At the bottom of the community was a dirt or semi paved track, off of which led a grass path in the direction of the river. We decided to follow the track for a while. We had to move some fallen branches to carry on in that direction (did I mention that this was in wind and rain?) but soon we popped out at .... a barricade, blocking the RAVel But we were on the good side of it! So suddenly we were back on track and Namur (30 km distant) again seemed within easy reach.
Except for being drenched, it was in fact easy to reach Namur. But we had decided we needed a hotel, and for that we needed the Tourist Information. We spent an hour circling around the town, asking for directions. People had a lot of different ideas, including one police officer. We never did find it. But we did stumble on the Ibis hotel, one of relatively few hotels in the city. The price was 80 euros. We reluctantly took it. They also wanted 15 euros each for breakfast. These guys are jokers!
We stumbled into our simple, clean, but overpriced room and immediately spread our soaking tent parts all over.

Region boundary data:
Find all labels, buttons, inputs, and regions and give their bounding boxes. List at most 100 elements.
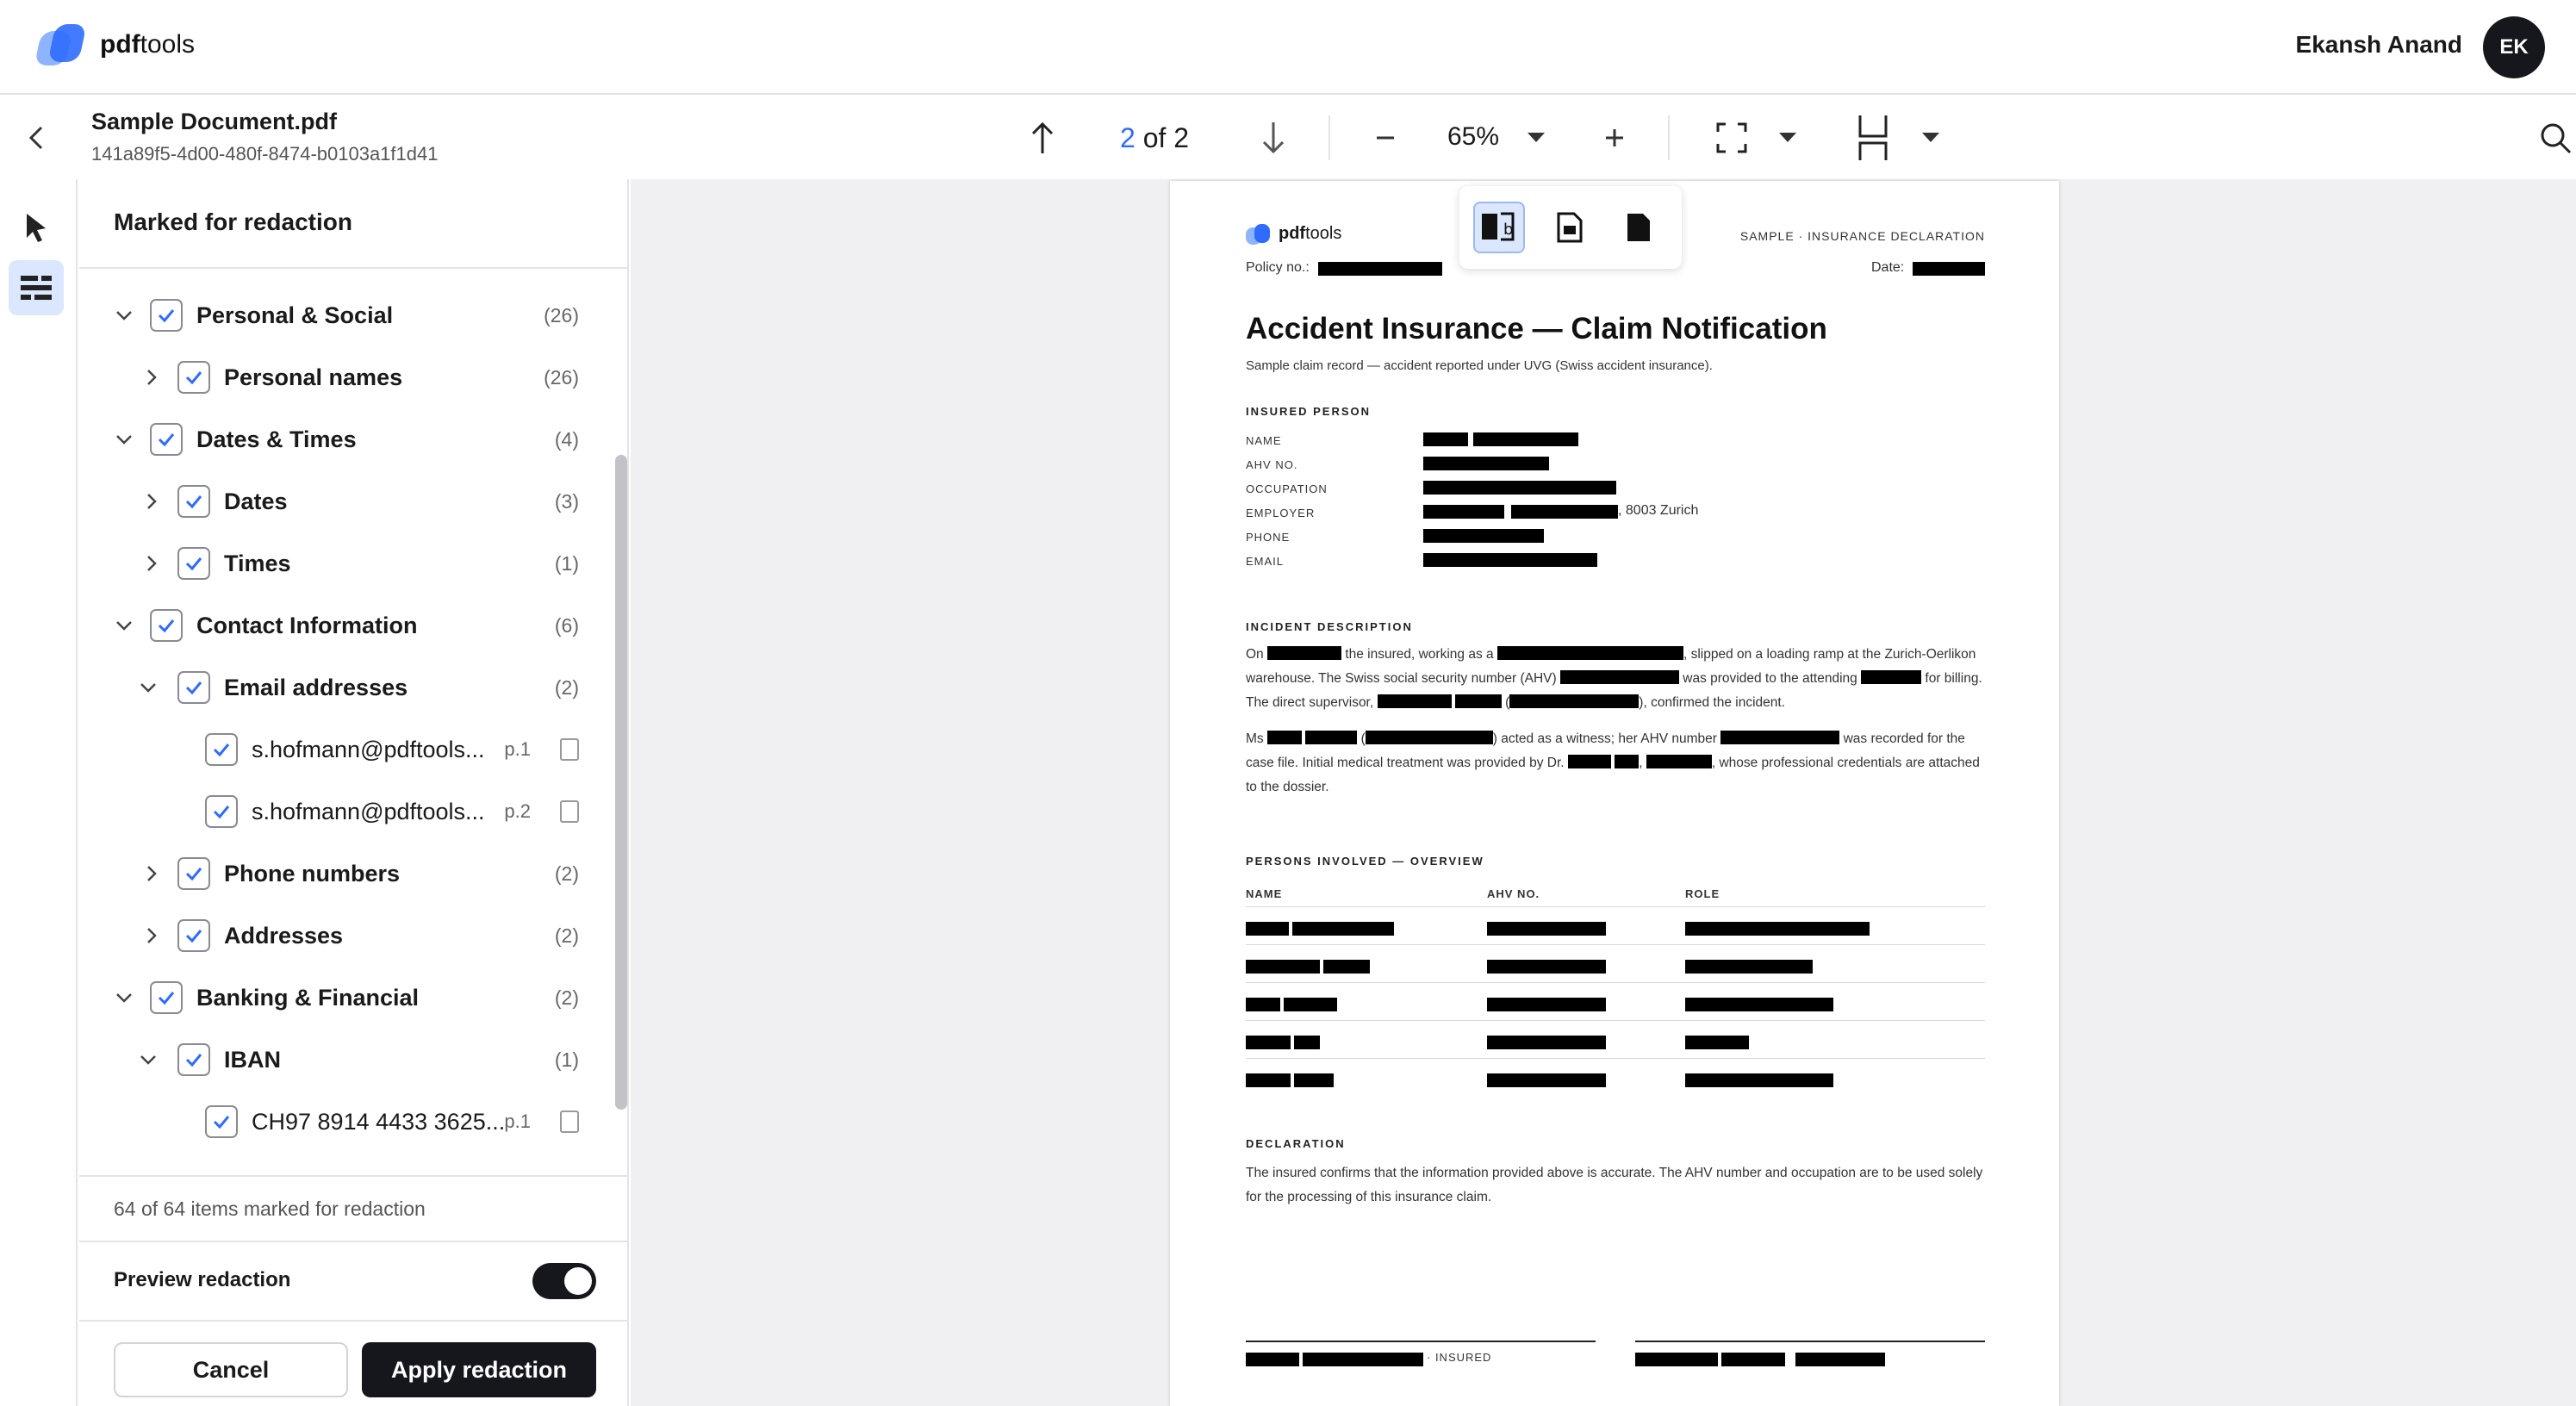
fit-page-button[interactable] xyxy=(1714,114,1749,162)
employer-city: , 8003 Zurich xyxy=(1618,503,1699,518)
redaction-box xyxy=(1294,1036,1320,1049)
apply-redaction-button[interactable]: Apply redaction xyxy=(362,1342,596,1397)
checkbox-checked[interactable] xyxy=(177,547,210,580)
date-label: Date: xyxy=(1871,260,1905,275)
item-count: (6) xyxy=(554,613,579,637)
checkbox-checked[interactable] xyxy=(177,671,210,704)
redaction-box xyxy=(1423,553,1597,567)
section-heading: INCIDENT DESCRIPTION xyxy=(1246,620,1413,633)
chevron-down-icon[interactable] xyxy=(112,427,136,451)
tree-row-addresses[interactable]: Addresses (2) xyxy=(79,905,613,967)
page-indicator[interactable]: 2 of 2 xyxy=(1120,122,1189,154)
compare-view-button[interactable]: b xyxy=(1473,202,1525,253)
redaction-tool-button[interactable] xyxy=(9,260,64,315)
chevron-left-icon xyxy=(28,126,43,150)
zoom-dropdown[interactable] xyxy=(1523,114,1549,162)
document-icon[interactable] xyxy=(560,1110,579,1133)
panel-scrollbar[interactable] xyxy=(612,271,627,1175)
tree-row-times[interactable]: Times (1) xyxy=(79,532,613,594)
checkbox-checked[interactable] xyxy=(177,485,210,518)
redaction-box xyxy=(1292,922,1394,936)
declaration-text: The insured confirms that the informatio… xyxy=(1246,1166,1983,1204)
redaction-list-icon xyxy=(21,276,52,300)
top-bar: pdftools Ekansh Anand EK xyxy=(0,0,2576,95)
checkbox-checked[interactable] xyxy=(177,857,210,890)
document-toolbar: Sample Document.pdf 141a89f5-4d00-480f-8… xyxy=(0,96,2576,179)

PROBLEMS AND TASKS:
1. Repeat the part of the account of the ride to Namur starting with "Except for being" and going on through "guys are jokers!".
2. Answer these questions using the account of the ride to Namur:
(a) How far away was Namur when the travelers came out at the barricade on the RAVel?
(b) Which hotel did they find in Namur?
(c) How much did the hotel want per person for breakfast?
3. Continue the account of the ride to Namur from the point where it stops.
These entries have no connection to the account of the ride to Namur.

ANSWERS TO THE EXERCISE:
1.
Except for being drenched, it was in fact easy to reach Namur. But we had decided we needed a hotel, and for that we needed the Tourist Information. We spent an hour circling around the town, asking for directions. People had a lot of different ideas, including one police officer. We never did find it. But we did stumble on the Ibis hotel, one of relatively few hotels in the city. The price was 80 euros. We reluctantly took it. They also wanted 15 euros each for breakfast. These guys are jokers!

2.
(a) 30 km
(b) The Ibis hotel
(c) 15 euros each

3.
When we had recovered sufficiently, we walked out for a look at the town. Namur is at the confluence of the Sambre and the Meuse. As is often the case along rivers, high points are occupied by castles. Namur has a large citadel on th esouth side of the Sambre. This has played a role in European conflicts over the centuries, and there are tours that tell the story. However, it's up a hill, so we stuck to the lower town.
While Namur has its share of interesting buildings, has a pedestrian area, and a super river location we just did not find it all that thrilling. The buildings are a bit higgledypiggledy, and the pedestrian areas not well attended. Instead there is a main shopping street that still somewhat has cars. The stores on this street are fairly standard. We did not find any signs of farmers' market, a really lot of bakeries or cheese shops, or even chocolate shops. For Europe, its just kind of a normal town.
On the other hand, the rain mostly stopped, so I was able to make some photos. We also visited two churches. Have a look and see what you think.
Tomorrow, we head up the Meuse! Brussels was a big thumbs up, while the canals to Namur were thumbs down. Belgium has until we reach Givet to come out with a positive rating!
p.s. Being blockaded/lost in the rain was really rough. Dodie kept on going through this, and used the GPS effectively to get us out. I am proud of her.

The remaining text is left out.